**INPUT**
>> BEGIN
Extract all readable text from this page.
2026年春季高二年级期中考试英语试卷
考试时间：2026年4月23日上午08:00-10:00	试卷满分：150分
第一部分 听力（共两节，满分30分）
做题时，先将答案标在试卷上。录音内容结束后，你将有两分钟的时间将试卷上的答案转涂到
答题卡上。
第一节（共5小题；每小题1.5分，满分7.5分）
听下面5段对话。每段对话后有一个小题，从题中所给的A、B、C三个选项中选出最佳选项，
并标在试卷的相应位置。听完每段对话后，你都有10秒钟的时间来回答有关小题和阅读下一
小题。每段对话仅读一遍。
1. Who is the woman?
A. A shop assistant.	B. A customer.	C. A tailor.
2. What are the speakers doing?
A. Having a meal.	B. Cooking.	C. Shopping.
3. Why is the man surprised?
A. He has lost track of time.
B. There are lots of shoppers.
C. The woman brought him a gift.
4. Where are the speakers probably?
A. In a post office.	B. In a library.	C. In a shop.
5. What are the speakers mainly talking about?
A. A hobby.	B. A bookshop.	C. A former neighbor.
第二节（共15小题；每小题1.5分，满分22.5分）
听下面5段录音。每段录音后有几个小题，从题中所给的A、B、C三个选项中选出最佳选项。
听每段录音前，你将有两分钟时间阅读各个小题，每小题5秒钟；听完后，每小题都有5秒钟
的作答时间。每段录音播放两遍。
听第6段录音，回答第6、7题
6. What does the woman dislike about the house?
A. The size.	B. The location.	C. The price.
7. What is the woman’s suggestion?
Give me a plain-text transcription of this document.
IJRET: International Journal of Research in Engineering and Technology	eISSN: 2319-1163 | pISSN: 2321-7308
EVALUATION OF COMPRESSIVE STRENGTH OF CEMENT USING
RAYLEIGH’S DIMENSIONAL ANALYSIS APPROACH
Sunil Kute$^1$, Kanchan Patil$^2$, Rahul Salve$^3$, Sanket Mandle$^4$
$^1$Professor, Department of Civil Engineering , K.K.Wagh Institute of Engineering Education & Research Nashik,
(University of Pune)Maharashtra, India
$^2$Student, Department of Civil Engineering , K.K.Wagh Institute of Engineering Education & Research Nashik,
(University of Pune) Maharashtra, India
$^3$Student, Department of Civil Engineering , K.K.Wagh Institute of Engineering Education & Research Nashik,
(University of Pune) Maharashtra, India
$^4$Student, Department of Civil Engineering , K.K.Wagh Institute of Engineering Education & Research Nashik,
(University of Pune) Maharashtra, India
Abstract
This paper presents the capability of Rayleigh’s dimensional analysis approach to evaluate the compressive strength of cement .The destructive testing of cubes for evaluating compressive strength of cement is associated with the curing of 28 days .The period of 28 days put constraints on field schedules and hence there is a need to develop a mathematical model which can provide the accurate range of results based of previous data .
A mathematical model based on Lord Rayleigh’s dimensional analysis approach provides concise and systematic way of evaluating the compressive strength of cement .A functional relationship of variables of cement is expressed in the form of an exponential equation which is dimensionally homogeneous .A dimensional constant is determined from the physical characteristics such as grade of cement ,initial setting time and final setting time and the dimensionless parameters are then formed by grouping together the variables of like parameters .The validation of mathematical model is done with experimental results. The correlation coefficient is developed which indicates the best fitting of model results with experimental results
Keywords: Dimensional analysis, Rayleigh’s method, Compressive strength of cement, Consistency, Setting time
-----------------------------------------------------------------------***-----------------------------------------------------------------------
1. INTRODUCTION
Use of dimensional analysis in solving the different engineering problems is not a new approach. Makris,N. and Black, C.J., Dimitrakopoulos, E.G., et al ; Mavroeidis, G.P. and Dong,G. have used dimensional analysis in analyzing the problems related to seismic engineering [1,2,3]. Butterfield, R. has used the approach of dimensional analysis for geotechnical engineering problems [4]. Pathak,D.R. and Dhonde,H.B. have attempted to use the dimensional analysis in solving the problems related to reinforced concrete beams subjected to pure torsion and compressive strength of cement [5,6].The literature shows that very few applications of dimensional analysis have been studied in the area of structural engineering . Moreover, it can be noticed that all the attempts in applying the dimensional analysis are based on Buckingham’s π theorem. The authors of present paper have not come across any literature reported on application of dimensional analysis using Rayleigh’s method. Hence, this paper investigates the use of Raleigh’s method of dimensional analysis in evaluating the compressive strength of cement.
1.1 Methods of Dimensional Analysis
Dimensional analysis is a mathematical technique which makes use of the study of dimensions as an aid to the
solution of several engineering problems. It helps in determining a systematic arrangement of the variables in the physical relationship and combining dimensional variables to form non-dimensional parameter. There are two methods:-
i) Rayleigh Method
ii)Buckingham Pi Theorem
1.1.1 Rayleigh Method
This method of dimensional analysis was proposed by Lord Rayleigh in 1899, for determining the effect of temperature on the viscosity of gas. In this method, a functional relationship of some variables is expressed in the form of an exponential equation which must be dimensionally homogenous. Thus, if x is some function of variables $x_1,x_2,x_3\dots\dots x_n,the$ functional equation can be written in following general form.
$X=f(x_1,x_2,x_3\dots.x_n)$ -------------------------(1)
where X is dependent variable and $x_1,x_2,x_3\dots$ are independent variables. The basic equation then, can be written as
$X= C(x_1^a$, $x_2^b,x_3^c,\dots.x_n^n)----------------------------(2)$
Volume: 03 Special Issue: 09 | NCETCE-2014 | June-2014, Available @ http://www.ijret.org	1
>> END
Copy all of the data exactly.

Extract all readable text from this page.
2026年春季高二年级期中考试英语试卷
考试时间：2026年4月23日上午08:00-10:00	试卷满分：150分
第一部分 听力（共两节，满分30分）
做题时，先将答案标在试卷上。录音内容结束后，你将有两分钟的时间将试卷上的答案转涂到
答题卡上。
第一节（共5小题；每小题1.5分，满分7.5分）
听下面5段对话。每段对话后有一个小题，从题中所给的A、B、C三个选项中选出最佳选项，
并标在试卷的相应位置。听完每段对话后，你都有10秒钟的时间来回答有关小题和阅读下一
小题。每段对话仅读一遍。
1. Who is the woman?
A. A shop assistant.	B. A customer.	C. A tailor.
2. What are the speakers doing?
A. Having a meal.	B. Cooking.	C. Shopping.
3. Why is the man surprised?
A. He has lost track of time.
B. There are lots of shoppers.
C. The woman brought him a gift.
4. Where are the speakers probably?
A. In a post office.	B. In a library.	C. In a shop.
5. What are the speakers mainly talking about?
A. A hobby.	B. A bookshop.	C. A former neighbor.
第二节（共15小题；每小题1.5分，满分22.5分）
听下面5段录音。每段录音后有几个小题，从题中所给的A、B、C三个选项中选出最佳选项。
听每段录音前，你将有两分钟时间阅读各个小题，每小题5秒钟；听完后，每小题都有5秒钟
的作答时间。每段录音播放两遍。
听第6段录音，回答第6、7题
6. What does the woman dislike about the house?
A. The size.	B. The location.	C. The price.
7. What is the woman’s suggestion?
Give me a plain-text transcription of this document.
IJRET: International Journal of Research in Engineering and Technology	eISSN: 2319-1163 | pISSN: 2321-7308
EVALUATION OF COMPRESSIVE STRENGTH OF CEMENT USING
RAYLEIGH’S DIMENSIONAL ANALYSIS APPROACH
Sunil Kute$^1$, Kanchan Patil$^2$, Rahul Salve$^3$, Sanket Mandle$^4$
$^1$Professor, Department of Civil Engineering , K.K.Wagh Institute of Engineering Education & Research Nashik,
(University of Pune)Maharashtra, India
$^2$Student, Department of Civil Engineering , K.K.Wagh Institute of Engineering Education & Research Nashik,
(University of Pune) Maharashtra, India
$^3$Student, Department of Civil Engineering , K.K.Wagh Institute of Engineering Education & Research Nashik,
(University of Pune) Maharashtra, India
$^4$Student, Department of Civil Engineering , K.K.Wagh Institute of Engineering Education & Research Nashik,
(University of Pune) Maharashtra, India
Abstract
This paper presents the capability of Rayleigh’s dimensional analysis approach to evaluate the compressive strength of cement .The destructive testing of cubes for evaluating compressive strength of cement is associated with the curing of 28 days .The period of 28 days put constraints on field schedules and hence there is a need to develop a mathematical model which can provide the accurate range of results based of previous data .
A mathematical model based on Lord Rayleigh’s dimensional analysis approach provides concise and systematic way of evaluating the compressive strength of cement .A functional relationship of variables of cement is expressed in the form of an exponential equation which is dimensionally homogeneous .A dimensional constant is determined from the physical characteristics such as grade of cement ,initial setting time and final setting time and the dimensionless parameters are then formed by grouping together the variables of like parameters .The validation of mathematical model is done with experimental results. The correlation coefficient is developed which indicates the best fitting of model results with experimental results
Keywords: Dimensional analysis, Rayleigh’s method, Compressive strength of cement, Consistency, Setting time
-----------------------------------------------------------------------***-----------------------------------------------------------------------
1. INTRODUCTION
Use of dimensional analysis in solving the different engineering problems is not a new approach. Makris,N. and Black, C.J., Dimitrakopoulos, E.G., et al ; Mavroeidis, G.P. and Dong,G. have used dimensional analysis in analyzing the problems related to seismic engineering [1,2,3]. Butterfield, R. has used the approach of dimensional analysis for geotechnical engineering problems [4]. Pathak,D.R. and Dhonde,H.B. have attempted to use the dimensional analysis in solving the problems related to reinforced concrete beams subjected to pure torsion and compressive strength of cement [5,6].The literature shows that very few applications of dimensional analysis have been studied in the area of structural engineering . Moreover, it can be noticed that all the attempts in applying the dimensional analysis are based on Buckingham’s π theorem. The authors of present paper have not come across any literature reported on application of dimensional analysis using Rayleigh’s method. Hence, this paper investigates the use of Raleigh’s method of dimensional analysis in evaluating the compressive strength of cement.
1.1 Methods of Dimensional Analysis
Dimensional analysis is a mathematical technique which makes use of the study of dimensions as an aid to the
solution of several engineering problems. It helps in determining a systematic arrangement of the variables in the physical relationship and combining dimensional variables to form non-dimensional parameter. There are two methods:-
i) Rayleigh Method
ii)Buckingham Pi Theorem
1.1.1 Rayleigh Method
This method of dimensional analysis was proposed by Lord Rayleigh in 1899, for determining the effect of temperature on the viscosity of gas. In this method, a functional relationship of some variables is expressed in the form of an exponential equation which must be dimensionally homogenous. Thus, if x is some function of variables $x_1,x_2,x_3\dots\dots x_n,the$ functional equation can be written in following general form.
$X=f(x_1,x_2,x_3\dots.x_n)$ -------------------------(1)
where X is dependent variable and $x_1,x_2,x_3\dots$ are independent variables. The basic equation then, can be written as
$X= C(x_1^a$, $x_2^b,x_3^c,\dots.x_n^n)----------------------------(2)$
Volume: 03 Special Issue: 09 | NCETCE-2014 | June-2014, Available @ http://www.ijret.org	1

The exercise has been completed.